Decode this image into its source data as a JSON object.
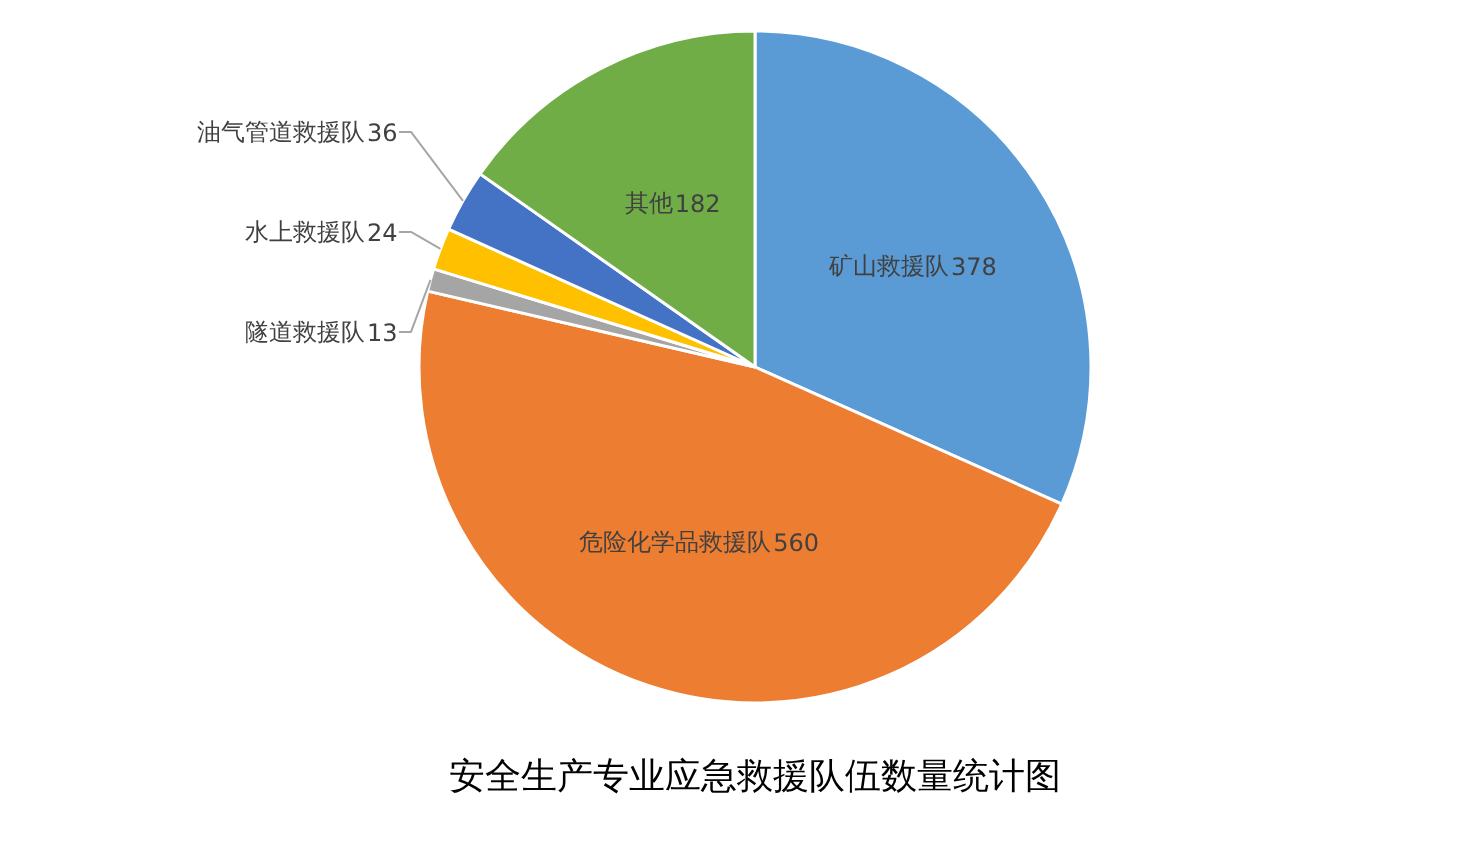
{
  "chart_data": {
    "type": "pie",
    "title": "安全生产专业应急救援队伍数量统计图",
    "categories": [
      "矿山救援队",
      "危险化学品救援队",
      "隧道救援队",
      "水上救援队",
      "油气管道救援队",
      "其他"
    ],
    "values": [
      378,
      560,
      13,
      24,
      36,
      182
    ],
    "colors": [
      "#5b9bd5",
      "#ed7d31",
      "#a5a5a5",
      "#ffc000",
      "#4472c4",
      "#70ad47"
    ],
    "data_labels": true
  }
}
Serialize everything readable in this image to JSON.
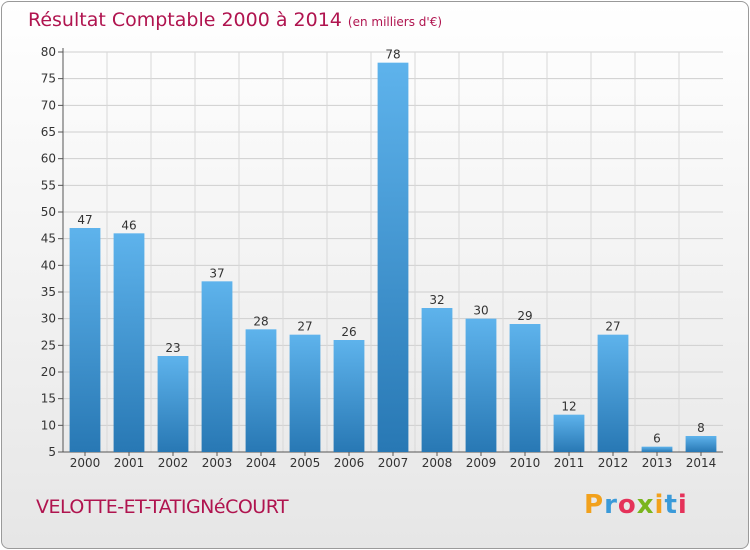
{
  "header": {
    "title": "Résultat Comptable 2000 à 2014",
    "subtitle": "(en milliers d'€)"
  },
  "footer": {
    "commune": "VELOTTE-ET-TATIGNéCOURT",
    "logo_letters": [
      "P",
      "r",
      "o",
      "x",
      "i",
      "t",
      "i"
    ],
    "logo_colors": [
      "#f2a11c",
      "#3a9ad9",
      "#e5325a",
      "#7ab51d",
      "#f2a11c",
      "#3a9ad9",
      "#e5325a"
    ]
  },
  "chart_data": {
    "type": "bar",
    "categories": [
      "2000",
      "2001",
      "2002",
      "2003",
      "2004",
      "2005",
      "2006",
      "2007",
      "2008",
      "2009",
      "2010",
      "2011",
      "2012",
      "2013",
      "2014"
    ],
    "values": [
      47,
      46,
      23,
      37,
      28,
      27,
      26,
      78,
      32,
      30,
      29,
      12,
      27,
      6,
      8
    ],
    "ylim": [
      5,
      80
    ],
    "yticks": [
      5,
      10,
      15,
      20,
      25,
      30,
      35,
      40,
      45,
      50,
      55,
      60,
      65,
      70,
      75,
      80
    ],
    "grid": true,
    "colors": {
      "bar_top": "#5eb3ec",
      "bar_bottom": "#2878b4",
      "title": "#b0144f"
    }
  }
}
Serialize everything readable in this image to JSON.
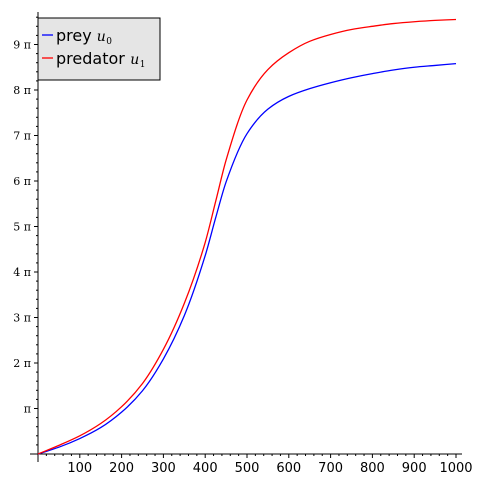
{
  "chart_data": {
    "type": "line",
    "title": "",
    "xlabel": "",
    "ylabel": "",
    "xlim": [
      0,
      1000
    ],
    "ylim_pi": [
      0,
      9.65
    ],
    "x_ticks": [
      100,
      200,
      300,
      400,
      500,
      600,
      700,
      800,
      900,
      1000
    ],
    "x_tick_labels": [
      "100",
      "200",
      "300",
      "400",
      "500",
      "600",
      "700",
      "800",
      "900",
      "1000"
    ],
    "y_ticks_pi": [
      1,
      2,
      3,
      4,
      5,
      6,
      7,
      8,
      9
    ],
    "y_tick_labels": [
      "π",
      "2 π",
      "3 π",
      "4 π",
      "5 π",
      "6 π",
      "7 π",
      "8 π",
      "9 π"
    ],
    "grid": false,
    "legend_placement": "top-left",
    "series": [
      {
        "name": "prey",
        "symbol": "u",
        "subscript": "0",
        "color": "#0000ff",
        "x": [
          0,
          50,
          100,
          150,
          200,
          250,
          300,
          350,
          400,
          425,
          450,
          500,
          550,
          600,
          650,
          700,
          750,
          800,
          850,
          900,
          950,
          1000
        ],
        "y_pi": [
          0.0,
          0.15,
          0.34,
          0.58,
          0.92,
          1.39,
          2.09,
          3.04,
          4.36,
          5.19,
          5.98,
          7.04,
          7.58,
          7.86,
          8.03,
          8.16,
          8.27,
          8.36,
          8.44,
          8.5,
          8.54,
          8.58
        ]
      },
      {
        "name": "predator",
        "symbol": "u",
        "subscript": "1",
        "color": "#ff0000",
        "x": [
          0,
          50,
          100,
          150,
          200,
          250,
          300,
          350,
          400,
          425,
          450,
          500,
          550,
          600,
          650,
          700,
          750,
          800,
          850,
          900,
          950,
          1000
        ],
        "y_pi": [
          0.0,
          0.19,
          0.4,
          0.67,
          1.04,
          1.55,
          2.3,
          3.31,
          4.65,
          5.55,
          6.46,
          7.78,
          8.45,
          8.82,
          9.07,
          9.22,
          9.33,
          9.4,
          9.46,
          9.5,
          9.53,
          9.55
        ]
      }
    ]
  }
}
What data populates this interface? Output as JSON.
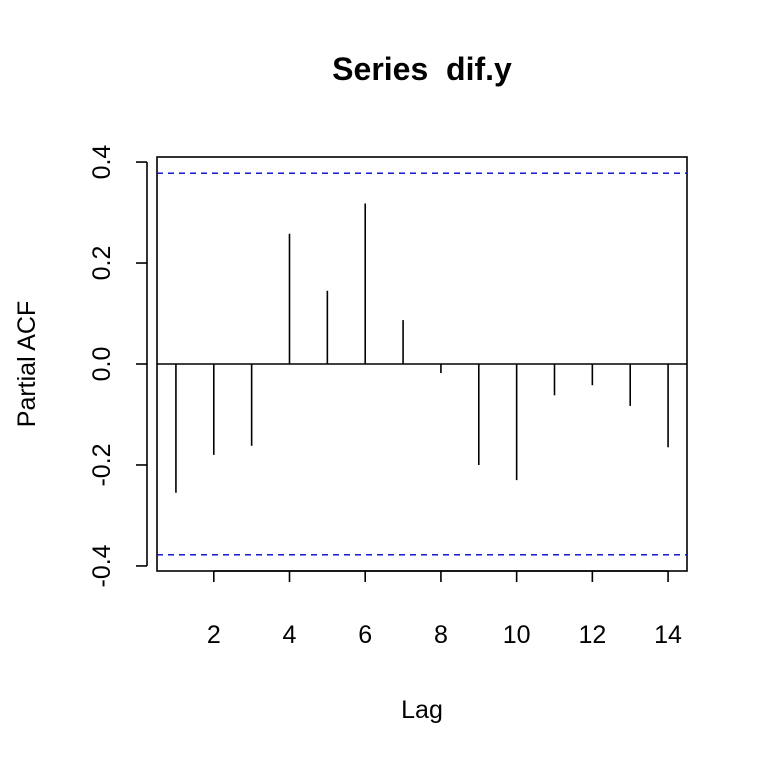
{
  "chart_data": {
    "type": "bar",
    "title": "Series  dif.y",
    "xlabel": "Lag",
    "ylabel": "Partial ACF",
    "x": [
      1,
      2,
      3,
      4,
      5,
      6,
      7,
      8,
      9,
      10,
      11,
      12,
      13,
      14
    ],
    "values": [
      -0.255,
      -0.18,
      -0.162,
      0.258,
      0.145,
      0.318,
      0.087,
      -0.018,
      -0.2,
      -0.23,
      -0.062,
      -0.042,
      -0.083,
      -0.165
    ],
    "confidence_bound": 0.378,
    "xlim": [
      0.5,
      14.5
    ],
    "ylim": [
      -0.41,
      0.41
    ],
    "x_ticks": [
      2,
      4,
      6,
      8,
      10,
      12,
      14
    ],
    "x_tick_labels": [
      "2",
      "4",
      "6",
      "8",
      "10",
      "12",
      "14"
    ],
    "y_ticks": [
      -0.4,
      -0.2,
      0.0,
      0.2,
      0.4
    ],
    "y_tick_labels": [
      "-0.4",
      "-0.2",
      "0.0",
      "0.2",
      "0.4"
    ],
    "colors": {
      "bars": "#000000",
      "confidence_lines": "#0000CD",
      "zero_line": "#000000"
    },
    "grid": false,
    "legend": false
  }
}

--------------------------------

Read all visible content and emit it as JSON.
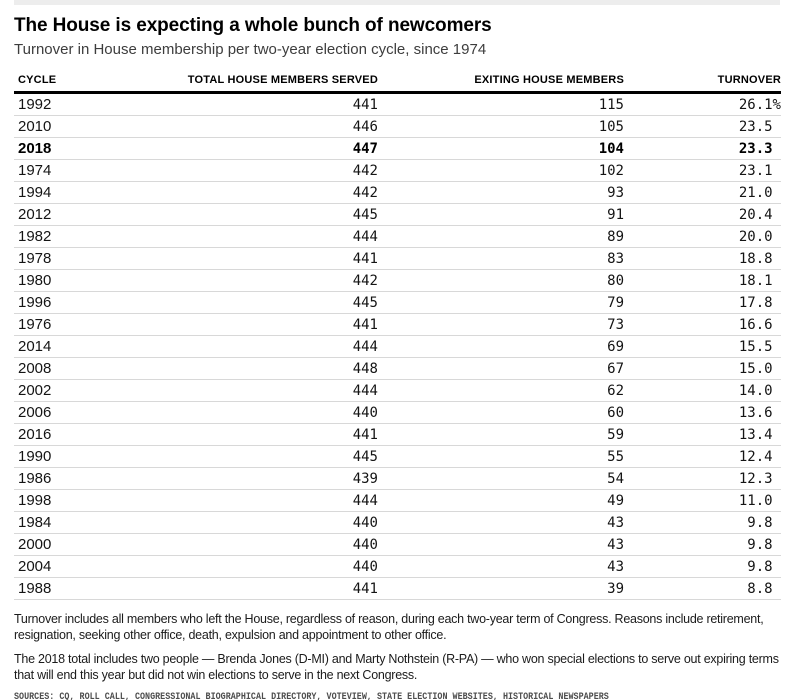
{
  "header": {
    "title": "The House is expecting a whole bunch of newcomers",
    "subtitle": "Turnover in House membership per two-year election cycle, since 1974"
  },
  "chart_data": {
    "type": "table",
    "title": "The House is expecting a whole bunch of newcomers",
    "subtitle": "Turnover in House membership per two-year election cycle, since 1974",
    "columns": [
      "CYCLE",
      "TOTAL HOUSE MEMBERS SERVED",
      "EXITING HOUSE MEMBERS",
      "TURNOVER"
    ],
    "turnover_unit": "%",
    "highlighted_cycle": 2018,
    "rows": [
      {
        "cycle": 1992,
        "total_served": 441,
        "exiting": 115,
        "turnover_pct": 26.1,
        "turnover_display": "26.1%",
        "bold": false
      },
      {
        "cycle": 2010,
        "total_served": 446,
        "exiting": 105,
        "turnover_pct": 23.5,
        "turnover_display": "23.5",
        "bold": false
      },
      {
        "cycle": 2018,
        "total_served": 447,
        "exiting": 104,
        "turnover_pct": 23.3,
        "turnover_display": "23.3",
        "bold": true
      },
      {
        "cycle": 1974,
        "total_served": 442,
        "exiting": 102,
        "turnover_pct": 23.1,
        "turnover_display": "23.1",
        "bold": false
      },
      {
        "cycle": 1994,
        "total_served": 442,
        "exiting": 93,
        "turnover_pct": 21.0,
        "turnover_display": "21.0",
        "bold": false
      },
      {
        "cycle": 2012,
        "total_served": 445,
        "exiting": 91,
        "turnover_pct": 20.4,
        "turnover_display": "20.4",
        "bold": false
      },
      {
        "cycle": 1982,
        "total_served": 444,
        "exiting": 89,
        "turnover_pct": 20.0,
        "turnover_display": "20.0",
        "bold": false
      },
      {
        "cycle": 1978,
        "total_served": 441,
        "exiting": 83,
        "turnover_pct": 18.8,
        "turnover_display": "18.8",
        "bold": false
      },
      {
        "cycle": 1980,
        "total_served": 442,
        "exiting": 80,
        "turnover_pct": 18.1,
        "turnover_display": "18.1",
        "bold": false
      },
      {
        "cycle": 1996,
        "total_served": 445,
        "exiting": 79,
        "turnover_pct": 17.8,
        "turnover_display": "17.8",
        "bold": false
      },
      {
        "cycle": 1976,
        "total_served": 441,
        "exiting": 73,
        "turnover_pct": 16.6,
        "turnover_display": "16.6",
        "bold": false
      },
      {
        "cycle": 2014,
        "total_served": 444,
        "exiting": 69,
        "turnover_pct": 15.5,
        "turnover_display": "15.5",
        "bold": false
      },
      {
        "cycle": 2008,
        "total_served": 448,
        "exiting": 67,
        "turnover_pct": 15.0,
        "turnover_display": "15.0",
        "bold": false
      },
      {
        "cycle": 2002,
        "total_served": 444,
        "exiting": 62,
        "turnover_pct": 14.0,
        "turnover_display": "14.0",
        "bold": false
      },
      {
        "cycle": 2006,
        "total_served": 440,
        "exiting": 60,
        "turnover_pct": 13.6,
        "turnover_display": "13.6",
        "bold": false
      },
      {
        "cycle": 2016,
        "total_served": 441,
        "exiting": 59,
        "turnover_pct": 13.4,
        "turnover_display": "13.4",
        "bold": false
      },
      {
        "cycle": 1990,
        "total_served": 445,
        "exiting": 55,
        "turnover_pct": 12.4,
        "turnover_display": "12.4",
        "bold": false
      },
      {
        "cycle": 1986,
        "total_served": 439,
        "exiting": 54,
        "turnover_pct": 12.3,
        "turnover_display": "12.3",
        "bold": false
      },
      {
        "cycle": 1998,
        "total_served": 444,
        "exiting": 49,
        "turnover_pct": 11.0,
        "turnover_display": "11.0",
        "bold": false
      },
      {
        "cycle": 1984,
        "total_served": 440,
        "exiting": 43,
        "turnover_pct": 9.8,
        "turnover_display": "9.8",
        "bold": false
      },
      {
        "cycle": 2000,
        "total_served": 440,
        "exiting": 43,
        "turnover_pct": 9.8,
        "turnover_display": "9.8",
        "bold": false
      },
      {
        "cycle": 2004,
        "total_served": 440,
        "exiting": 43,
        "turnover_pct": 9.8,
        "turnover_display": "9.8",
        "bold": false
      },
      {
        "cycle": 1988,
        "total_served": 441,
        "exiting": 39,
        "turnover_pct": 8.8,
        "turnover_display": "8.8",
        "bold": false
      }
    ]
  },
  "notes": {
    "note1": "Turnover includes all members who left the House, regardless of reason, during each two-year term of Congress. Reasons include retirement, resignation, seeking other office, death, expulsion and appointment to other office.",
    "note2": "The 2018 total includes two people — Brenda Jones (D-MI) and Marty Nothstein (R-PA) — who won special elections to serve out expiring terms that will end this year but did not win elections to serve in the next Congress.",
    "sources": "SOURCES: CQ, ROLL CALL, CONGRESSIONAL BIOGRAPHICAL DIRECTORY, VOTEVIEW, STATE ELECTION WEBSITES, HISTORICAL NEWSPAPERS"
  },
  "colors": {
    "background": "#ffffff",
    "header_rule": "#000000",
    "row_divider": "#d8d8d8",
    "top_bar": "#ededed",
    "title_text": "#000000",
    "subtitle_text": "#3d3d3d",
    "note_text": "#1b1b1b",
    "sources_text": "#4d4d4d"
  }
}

--------------------------------

▶ Requirement
Show each line holding the word "true".

▶ Final result
    "data_labels": true
    "grid": true,
        "bold": true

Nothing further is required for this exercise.